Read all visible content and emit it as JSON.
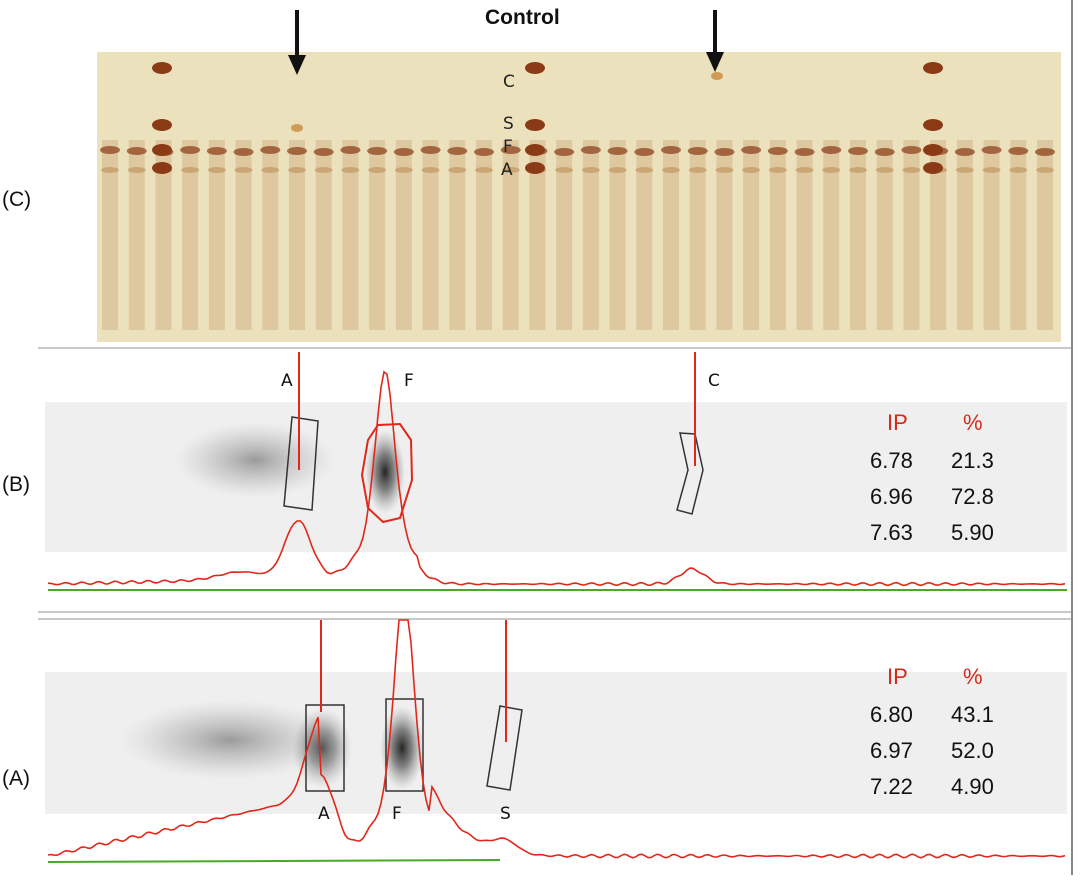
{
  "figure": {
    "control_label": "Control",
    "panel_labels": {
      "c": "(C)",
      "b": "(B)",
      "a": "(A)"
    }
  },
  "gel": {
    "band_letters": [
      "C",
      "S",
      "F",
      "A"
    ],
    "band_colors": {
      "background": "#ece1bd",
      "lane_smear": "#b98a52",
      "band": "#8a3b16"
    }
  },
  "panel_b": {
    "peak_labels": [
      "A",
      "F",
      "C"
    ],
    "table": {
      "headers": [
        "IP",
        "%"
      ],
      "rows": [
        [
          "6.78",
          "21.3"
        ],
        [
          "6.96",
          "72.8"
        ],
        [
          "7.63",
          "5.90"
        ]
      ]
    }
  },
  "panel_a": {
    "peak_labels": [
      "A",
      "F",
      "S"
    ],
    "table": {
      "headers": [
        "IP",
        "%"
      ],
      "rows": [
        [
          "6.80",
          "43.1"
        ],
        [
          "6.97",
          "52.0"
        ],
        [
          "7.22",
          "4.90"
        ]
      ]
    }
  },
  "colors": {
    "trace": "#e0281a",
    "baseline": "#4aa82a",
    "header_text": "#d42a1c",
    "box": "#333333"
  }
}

________

Every record above should be written out again exactly; the pictures stay out of the copy.

Read all visible content and emit it as JSON.
{
  "figure": {
    "control_label": "Control",
    "panel_labels": {
      "c": "(C)",
      "b": "(B)",
      "a": "(A)"
    }
  },
  "gel": {
    "band_letters": [
      "C",
      "S",
      "F",
      "A"
    ],
    "band_colors": {
      "background": "#ece1bd",
      "lane_smear": "#b98a52",
      "band": "#8a3b16"
    }
  },
  "panel_b": {
    "peak_labels": [
      "A",
      "F",
      "C"
    ],
    "table": {
      "headers": [
        "IP",
        "%"
      ],
      "rows": [
        [
          "6.78",
          "21.3"
        ],
        [
          "6.96",
          "72.8"
        ],
        [
          "7.63",
          "5.90"
        ]
      ]
    }
  },
  "panel_a": {
    "peak_labels": [
      "A",
      "F",
      "S"
    ],
    "table": {
      "headers": [
        "IP",
        "%"
      ],
      "rows": [
        [
          "6.80",
          "43.1"
        ],
        [
          "6.97",
          "52.0"
        ],
        [
          "7.22",
          "4.90"
        ]
      ]
    }
  },
  "colors": {
    "trace": "#e0281a",
    "baseline": "#4aa82a",
    "header_text": "#d42a1c",
    "box": "#333333"
  }
}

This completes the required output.